I believe the intended domain of SWEET is larger than the intended domain of ENVO, so I think we can rule out 1 - 3. Although we are also wanting to align SWEET with CheBi, so maybe 1 - 3 are viable but with other ontologies besides ENVO in the mix. I suspect some flavor of 4 is what we'll work toward. But maybe we'll discover for some reason that 5 is a better approach. I think that is something that our little pilot project will want to explore. As for where to start, I was thinking that identifying the current intersection of SWEET and ENVO would be a good place to start.

For this project, we are using yams as a convenient, user-friendly tool for crowd-sourcing terms and definitions. So if the term 'soil' is in the intersection of SWEET and ENVO, and there are conflicting definitions, we can enter the term in yamz and let the subject matter experts weigh in on what the right definition is. yamz will assign a unique ID to the term, and participating community members will try to come to a consensus on its definition. For the most part, if we can't come to a consensus, we will want to consider the possibility that we are dealing with two different, homonymous terms. Yamz won't stop us from having soil (noun) and soil (verb). Each of those would get a unique ID and, based on the definitions, we would decide what (if anything) in the SWEET and ENVO ontologies the term(s) refer(s) to. If there is nothing in the ontologies, and we think there should be something, then based on the approved definition, we would make it an item in the ontology - i.e., introduce an ontological entity to the ontology, which is the referent of the term "soil". Yamz is really playing the role here of a very user-friendly platform that is accessible to subject matter experts who may not want to deal with the ontology, but may want to weigh in on the definition of a term. It's not meant to replace the ontology. One of the things we can use yamz for is commenting on where we think the referent of a newly introduced term - the ontological entity - should go in an existing ontology. In other words, consideration of its ontological characteristics might be part of the process of defining it, and we can use yamz to have that discussion.

----

→ Short task 1:
Answer these questions about the post on aligning SWEET and ENVO:
(a) Which of the two, SWEET or ENVO, does the writer believe has the larger intended domain?
(b) Besides ENVO, which ontology does the writer say they also want to align SWEET with?
(c) When the community can't agree on a term's definition, what possibility does the writer say they will consider?
→ Short task 2: Write the next few sentences of the post on aligning SWEET and ENVO, starting right after its final sentence.
The material that follows the text has nothing to do with any of this.

→ Supplied data:
----

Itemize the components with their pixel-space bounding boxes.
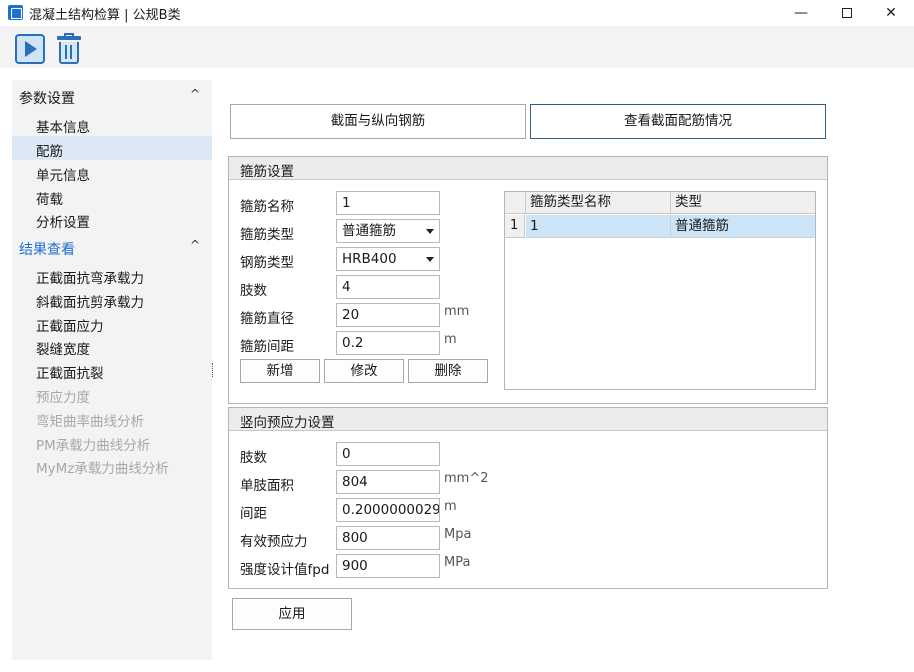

----

→ Answer 1:
(a) SWEET.
(b) CheBi.
(c) That they are dealing with two different, homonymous terms.

→ Answer 2:
I think to get started, we should try to identify some part of SWEET that we want to start with, where we are likely to find overlap with ENVO. If anybody has thoughts about what the priorities might be, please speak up! From there, we will probably need to find the ontological entities that we think are in fact in the intersection of the two ontologies. Here, we may need to be careful. Something like radiative flux is also sometimes referred to as 'irradiance' and so we will not only have to look for matching terms, but we will have to look for (possibly) identical ontological entities, even when they are referred to using different terms in the two ontologies. (Of course, the process of defining terms can help us here. If 'irradiance' and 'radiative flux' are entered as separate terms in yamz, their eventual placement within the ontology(ies) might reveal to us that we have synonyms on our hands.)

MichaelHuhns commented 7 years ago

Thanks for the explanation! Now I see two daunting problems:

  1. If you try to use yamz to reconcile "Soil" in ENVO with "Soil" in SWEET, the crowd will find that the one in SWEET has no definition and the one in ENVO has a very detailed definition. Should ENVO's definition be copied to SWEET? No. This would be a bad idea, because "Soil" is a different concept in the two ontologies. The crowd would have to look beyond the terms to discover that "Soil" is a subclass of "Sediment" in SWEET, but "Soil" and "Sediment" are mutual subclasses of "Environmental Material" in ENVO. Furthermore, "Soil" and "Sand" are parallel concepts in SWEET, but "Soil" hasPart "Sand" in ENVO. Seriously, reconciling concepts between ontologies is not solvable by people "weighing in on the definition of a term."
  2. I have low expectations about the "wisdom of a crowd." The crowd thinks that a dolphin is a fish. How do you propose to avoid and fix such misconceptions?

In my experience, the best ontologies have emerged out of a working partnership between someone who understands a domain and someone who understands the domain-independent parts of an ontology metamodel (subclasses, parts, instances, causes, occurs, etc.).

bethhuffer commented 7 years ago

Well, if the two concepts really are different, then we shouldn't try to reconcile them. We should instead consider renaming the SWEET concept "sedimentary soil" or something, to make it clear that it is not intended to refer to all soil, but only that which is also sediment. Alternatively this exercise will help us recognize that soil is misclassified in SWEET, and should be somewhere else in the ontology. The ontologists among us will then go to work figuring out where.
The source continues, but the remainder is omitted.